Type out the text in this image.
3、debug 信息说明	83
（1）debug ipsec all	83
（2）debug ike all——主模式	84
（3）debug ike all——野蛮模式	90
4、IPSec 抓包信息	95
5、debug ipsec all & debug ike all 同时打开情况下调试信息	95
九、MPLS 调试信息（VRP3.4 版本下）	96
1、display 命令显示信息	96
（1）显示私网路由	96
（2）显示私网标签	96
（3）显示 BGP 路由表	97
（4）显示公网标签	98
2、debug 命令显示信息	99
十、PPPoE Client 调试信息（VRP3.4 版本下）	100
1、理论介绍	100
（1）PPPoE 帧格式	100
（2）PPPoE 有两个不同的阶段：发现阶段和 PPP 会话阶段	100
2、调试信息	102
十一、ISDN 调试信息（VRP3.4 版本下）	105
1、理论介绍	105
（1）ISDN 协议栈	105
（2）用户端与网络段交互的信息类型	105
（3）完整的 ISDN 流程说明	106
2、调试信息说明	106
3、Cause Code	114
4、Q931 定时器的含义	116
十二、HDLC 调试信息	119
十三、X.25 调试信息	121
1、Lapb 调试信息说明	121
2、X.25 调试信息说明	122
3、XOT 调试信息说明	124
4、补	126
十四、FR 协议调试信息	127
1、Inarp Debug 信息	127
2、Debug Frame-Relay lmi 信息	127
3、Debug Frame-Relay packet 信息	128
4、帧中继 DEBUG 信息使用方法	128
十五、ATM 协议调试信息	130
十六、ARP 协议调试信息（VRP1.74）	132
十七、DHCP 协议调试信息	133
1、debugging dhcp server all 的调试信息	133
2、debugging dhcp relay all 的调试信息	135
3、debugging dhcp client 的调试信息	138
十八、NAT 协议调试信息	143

──────

**EXERCISE AIM**
Pull out every line holding "debugging" from the records above, and copy it.

**CORRECT RESPONSE**
1、debugging dhcp server all 的调试信息	133
2、debugging dhcp relay all 的调试信息	135
3、debugging dhcp client 的调试信息	138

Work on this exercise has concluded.